» **WHAT TO PRODUCE**
From the line containing "OCR this image." through the last line of the entries below, repeat each line word for word and leave out the rest.

Records excerpted from a collection:
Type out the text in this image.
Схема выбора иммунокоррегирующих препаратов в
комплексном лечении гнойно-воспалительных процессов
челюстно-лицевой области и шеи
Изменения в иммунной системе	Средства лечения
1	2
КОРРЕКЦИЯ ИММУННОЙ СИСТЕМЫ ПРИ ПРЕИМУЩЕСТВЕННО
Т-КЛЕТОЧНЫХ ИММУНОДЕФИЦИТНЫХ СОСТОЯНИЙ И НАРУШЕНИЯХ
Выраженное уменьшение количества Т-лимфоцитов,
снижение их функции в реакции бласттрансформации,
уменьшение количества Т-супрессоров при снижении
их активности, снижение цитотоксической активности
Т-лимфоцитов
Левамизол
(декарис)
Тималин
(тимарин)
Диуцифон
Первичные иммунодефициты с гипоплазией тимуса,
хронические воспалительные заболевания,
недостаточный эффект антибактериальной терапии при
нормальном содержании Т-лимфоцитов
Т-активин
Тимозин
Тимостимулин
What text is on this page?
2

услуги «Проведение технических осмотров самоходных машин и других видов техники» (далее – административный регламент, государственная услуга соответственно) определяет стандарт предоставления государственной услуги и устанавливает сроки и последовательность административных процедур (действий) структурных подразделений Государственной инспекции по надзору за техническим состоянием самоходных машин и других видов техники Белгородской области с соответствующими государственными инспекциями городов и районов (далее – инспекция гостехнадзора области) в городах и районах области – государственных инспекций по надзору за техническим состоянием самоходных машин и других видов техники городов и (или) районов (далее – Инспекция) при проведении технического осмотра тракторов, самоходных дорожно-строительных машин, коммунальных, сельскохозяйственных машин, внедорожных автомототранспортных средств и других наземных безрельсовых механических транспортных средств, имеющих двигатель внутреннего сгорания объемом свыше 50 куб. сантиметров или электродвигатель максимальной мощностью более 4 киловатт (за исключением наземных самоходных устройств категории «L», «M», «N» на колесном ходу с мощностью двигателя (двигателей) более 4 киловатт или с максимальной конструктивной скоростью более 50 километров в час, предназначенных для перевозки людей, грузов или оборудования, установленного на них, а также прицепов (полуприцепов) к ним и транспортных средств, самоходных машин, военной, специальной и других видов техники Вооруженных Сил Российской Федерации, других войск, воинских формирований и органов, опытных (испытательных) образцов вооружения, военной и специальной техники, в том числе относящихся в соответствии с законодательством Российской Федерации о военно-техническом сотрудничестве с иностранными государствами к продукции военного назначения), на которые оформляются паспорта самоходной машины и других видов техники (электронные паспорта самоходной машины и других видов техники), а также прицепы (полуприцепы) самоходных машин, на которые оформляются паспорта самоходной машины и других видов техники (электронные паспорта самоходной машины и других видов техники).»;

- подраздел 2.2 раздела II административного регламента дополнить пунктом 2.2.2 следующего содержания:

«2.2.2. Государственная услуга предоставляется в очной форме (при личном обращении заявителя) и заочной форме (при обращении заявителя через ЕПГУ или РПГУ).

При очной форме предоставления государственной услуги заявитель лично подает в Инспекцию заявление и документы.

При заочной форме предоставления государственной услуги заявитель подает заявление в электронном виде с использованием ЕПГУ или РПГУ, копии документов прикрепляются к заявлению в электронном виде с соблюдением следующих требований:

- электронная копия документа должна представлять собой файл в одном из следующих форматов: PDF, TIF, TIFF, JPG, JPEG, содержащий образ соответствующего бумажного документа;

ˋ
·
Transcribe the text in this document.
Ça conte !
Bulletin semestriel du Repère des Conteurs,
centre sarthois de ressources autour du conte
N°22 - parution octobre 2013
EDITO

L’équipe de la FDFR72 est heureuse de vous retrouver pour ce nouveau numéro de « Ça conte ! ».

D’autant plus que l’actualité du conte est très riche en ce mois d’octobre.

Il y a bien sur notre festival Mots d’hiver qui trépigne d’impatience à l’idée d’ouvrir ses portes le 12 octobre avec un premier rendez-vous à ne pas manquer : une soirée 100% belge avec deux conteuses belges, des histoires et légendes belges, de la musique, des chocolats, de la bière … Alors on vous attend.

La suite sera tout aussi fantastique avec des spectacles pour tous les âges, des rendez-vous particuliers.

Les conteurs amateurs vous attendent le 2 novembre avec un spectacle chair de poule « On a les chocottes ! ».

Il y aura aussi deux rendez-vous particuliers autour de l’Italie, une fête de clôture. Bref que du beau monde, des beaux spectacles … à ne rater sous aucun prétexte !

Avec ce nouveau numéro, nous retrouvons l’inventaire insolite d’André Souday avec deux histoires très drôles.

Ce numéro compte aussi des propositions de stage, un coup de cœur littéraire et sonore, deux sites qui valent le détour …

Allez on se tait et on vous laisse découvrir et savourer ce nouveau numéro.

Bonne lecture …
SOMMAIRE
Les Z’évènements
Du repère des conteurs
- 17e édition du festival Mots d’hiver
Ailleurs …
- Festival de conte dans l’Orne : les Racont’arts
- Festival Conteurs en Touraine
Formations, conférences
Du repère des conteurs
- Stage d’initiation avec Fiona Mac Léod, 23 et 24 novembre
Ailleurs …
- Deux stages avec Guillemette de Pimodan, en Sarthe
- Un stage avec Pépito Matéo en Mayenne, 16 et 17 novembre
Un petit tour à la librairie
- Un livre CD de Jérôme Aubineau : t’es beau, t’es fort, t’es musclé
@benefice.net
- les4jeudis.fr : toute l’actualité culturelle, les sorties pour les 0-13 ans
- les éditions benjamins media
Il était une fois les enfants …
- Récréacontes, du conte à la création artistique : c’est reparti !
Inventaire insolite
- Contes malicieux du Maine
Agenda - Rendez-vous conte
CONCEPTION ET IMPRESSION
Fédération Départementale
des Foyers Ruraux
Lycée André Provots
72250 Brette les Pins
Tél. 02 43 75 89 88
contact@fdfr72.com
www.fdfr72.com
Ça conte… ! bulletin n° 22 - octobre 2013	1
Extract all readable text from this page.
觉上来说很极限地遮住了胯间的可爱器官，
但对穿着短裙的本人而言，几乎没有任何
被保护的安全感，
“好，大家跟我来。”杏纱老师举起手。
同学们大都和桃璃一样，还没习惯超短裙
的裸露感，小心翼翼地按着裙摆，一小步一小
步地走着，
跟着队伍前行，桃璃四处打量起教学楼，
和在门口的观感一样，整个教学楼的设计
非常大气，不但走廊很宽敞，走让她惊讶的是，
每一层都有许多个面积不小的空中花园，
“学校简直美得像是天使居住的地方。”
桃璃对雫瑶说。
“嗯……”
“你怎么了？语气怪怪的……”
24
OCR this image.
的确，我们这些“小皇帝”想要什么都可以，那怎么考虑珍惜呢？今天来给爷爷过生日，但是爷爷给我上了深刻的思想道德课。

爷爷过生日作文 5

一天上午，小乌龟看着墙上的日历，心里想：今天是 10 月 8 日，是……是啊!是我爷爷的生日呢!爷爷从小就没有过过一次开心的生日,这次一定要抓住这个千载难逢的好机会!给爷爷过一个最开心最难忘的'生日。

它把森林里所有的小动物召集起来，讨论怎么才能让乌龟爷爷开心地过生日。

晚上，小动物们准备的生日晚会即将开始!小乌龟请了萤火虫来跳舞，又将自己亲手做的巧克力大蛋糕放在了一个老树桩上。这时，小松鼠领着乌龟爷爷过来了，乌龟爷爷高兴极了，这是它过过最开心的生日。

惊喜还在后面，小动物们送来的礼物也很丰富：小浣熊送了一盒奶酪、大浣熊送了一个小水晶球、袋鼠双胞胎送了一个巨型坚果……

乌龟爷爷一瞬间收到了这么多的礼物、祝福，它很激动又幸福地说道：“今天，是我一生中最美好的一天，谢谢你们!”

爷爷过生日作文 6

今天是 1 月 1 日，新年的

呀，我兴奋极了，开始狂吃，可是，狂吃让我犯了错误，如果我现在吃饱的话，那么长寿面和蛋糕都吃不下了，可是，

» **RESPONSE**
OCR this image.
的确，我们这些“小皇帝”想要什么都可以，那怎么考虑珍惜呢？今天来给爷爷过生日，但是爷爷给我上了深刻的思想道德课。

爷爷过生日作文 5

一天上午，小乌龟看着墙上的日历，心里想：今天是 10 月 8 日，是……是啊!是我爷爷的生日呢!爷爷从小就没有过过一次开心的生日,这次一定要抓住这个千载难逢的好机会!给爷爷过一个最开心最难忘的'生日。

它把森林里所有的小动物召集起来，讨论怎么才能让乌龟爷爷开心地过生日。

晚上，小动物们准备的生日晚会即将开始!小乌龟请了萤火虫来跳舞，又将自己亲手做的巧克力大蛋糕放在了一个老树桩上。这时，小松鼠领着乌龟爷爷过来了，乌龟爷爷高兴极了，这是它过过最开心的生日。

惊喜还在后面，小动物们送来的礼物也很丰富：小浣熊送了一盒奶酪、大浣熊送了一个小水晶球、袋鼠双胞胎送了一个巨型坚果……

乌龟爷爷一瞬间收到了这么多的礼物、祝福，它很激动又幸福地说道：“今天，是我一生中最美好的一天，谢谢你们!”

爷爷过生日作文 6

今天是 1 月 1 日，新年的

呀，我兴奋极了，开始狂吃，可是，狂吃让我犯了错误，如果我现在吃饱的话，那么长寿面和蛋糕都吃不下了，可是，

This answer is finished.